Show every line below where "title" can be found.
═════ Available data
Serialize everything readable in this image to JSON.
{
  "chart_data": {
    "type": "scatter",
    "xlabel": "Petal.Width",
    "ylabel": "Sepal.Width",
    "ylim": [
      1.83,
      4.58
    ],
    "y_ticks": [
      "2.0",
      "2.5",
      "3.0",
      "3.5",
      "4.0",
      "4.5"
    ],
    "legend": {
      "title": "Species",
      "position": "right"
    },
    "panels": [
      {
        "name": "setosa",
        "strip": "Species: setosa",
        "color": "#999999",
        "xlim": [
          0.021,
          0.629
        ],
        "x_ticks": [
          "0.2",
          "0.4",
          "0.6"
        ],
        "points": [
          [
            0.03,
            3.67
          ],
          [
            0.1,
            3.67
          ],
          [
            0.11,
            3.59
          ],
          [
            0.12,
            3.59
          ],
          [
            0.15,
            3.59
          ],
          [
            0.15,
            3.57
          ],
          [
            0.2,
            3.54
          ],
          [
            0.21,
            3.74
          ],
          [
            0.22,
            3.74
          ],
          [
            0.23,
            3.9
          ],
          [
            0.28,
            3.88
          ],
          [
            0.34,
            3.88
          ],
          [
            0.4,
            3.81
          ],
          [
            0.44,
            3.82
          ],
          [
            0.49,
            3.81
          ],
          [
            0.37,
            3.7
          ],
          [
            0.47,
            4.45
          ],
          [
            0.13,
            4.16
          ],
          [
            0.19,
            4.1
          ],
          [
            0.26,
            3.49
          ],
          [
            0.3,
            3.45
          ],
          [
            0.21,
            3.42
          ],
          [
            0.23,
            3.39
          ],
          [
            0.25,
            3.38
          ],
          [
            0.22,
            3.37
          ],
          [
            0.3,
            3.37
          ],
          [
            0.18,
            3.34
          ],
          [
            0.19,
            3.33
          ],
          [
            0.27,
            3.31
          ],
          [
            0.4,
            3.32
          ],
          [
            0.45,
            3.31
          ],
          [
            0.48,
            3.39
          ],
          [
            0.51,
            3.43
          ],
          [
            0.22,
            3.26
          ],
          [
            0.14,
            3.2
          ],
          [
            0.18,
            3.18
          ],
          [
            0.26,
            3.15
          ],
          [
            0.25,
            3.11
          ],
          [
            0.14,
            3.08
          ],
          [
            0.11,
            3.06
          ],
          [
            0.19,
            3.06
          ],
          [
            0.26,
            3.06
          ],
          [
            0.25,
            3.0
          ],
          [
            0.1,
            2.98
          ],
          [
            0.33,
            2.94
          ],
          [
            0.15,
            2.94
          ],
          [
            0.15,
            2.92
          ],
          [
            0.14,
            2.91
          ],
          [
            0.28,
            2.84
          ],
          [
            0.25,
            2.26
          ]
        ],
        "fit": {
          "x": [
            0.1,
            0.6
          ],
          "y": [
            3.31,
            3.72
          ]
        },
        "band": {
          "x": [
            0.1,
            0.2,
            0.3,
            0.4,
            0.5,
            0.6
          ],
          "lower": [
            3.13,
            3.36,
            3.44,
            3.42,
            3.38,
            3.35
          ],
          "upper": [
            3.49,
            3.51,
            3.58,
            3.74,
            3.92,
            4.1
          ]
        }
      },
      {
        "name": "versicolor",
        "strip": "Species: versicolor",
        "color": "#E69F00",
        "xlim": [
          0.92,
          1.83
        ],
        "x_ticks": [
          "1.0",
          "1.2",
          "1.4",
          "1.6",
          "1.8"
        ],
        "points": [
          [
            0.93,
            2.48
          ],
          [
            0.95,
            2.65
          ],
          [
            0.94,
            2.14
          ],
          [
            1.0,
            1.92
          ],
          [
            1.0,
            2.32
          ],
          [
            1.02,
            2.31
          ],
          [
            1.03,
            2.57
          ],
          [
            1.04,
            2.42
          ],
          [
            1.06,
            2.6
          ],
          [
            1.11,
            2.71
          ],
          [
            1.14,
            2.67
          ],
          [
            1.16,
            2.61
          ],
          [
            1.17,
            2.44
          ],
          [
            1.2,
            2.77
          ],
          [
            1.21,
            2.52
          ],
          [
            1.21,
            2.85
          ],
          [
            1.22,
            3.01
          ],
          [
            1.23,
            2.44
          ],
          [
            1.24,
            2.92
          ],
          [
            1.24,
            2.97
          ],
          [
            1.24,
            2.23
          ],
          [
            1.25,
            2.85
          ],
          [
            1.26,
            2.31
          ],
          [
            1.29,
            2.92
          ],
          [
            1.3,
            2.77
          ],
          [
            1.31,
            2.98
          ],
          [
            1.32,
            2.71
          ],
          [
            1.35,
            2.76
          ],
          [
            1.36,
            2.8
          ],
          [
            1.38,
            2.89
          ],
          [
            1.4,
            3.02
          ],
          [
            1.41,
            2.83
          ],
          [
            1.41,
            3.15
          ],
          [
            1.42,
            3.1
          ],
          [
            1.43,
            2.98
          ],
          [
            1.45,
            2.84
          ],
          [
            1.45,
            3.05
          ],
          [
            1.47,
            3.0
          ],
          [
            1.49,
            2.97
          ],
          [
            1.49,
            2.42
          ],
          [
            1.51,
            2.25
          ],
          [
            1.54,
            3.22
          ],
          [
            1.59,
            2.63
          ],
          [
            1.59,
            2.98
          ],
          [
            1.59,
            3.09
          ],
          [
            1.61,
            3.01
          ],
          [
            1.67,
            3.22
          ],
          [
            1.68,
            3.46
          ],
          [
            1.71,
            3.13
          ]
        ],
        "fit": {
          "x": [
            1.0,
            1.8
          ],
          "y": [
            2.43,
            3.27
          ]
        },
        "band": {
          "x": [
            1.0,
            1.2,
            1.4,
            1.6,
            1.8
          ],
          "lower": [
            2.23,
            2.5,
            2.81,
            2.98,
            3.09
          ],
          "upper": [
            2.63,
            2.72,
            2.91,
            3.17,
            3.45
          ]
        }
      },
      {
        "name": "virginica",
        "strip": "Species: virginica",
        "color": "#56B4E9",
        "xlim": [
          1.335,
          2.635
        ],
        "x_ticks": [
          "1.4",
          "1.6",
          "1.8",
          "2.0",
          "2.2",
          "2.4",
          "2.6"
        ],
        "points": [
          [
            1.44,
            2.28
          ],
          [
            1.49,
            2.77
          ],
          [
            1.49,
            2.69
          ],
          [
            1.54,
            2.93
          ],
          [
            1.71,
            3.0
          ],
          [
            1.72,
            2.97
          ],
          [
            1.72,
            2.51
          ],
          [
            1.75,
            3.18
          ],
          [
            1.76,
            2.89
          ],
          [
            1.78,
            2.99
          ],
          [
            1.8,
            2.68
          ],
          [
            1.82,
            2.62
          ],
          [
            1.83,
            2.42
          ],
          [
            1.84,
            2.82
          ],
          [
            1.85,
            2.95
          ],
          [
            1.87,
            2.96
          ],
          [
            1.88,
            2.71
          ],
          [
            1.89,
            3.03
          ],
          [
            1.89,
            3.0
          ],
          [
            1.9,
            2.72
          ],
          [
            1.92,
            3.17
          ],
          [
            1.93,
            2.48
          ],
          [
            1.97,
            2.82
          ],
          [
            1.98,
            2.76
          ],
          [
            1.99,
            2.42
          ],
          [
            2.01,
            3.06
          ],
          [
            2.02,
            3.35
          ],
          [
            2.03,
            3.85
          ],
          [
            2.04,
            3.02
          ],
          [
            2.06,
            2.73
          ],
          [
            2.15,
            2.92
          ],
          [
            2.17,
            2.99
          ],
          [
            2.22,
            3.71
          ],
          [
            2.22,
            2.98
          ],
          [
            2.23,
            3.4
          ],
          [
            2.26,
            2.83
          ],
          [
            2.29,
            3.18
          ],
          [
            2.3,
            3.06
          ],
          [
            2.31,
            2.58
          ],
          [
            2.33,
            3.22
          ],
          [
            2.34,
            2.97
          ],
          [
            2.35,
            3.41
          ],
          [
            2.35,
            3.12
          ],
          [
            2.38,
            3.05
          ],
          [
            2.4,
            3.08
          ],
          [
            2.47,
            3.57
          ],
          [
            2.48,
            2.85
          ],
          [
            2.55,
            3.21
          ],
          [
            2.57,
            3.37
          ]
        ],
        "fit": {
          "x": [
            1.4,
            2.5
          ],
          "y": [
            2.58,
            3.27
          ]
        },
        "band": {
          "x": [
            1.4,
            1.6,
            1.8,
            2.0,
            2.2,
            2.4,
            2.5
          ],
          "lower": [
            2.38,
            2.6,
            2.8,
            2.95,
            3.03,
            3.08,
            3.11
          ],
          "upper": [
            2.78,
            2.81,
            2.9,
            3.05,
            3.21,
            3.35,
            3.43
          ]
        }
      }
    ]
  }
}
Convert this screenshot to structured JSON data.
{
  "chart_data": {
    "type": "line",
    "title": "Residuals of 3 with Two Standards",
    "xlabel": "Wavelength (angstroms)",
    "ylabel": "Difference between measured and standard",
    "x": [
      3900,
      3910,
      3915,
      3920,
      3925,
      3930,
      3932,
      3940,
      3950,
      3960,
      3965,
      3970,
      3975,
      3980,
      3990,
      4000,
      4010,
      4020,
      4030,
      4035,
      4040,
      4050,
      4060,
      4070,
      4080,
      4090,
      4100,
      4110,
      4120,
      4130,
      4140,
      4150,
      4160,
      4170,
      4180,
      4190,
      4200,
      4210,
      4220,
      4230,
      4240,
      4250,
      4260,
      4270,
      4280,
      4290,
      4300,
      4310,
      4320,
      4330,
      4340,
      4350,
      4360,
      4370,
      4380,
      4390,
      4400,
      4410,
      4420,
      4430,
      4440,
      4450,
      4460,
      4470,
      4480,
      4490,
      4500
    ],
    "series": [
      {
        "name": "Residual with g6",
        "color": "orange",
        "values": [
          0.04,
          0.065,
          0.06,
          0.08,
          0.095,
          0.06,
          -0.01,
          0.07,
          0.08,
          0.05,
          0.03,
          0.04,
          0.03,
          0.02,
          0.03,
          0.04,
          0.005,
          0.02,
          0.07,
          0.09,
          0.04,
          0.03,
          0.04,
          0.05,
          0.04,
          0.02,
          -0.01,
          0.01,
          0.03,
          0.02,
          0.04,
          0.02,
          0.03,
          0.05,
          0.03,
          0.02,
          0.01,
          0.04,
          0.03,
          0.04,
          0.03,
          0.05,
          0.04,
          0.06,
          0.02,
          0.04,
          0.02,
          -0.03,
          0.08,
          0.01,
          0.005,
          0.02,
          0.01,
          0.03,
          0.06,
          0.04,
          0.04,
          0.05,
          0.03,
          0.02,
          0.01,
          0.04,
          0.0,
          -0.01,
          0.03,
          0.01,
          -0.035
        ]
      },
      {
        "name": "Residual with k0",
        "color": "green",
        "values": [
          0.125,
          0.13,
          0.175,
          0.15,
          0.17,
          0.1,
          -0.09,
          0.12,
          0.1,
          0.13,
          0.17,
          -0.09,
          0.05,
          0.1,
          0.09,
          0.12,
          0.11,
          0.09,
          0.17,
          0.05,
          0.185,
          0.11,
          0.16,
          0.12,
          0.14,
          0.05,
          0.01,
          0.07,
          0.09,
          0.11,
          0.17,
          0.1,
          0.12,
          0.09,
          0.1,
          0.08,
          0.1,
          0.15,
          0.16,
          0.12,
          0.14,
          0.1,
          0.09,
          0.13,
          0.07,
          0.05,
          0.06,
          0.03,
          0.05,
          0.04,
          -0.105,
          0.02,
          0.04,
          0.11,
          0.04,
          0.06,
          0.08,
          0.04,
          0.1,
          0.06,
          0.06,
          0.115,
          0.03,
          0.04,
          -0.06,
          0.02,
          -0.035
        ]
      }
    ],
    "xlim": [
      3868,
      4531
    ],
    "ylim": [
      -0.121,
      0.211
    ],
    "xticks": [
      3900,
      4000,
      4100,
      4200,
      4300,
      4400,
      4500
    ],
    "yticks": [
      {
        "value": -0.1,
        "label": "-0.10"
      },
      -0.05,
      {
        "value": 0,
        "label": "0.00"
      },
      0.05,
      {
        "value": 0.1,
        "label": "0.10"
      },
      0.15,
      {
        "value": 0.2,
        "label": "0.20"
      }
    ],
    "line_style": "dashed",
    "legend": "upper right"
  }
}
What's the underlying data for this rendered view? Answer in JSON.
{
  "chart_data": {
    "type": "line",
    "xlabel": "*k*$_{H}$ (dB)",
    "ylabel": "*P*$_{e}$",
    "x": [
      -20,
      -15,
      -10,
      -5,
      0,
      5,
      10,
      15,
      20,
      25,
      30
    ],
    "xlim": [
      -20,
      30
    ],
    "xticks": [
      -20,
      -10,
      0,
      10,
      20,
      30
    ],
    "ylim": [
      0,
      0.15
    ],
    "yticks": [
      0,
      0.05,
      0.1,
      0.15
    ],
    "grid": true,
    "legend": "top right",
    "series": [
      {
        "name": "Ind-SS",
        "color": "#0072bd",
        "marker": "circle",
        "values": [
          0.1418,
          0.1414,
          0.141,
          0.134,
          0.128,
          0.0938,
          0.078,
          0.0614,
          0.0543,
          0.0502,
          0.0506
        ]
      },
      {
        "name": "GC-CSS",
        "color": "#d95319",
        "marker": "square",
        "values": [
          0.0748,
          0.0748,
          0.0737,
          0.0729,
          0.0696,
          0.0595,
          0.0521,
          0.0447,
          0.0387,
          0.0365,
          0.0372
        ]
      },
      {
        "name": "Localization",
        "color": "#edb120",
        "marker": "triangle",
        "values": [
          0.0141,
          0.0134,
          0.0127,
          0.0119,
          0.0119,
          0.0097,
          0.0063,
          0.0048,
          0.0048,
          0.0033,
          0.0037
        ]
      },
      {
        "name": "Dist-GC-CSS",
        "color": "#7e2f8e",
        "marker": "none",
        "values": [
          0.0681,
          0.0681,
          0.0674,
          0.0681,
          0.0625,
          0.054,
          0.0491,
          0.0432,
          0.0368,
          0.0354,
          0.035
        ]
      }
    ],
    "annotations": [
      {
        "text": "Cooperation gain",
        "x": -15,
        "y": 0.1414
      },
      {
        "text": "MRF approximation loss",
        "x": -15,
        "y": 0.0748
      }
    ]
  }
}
══════════
- **Completed exercise**
      "title": "Species",
    "title": "Residuals of 3 with Two Standards",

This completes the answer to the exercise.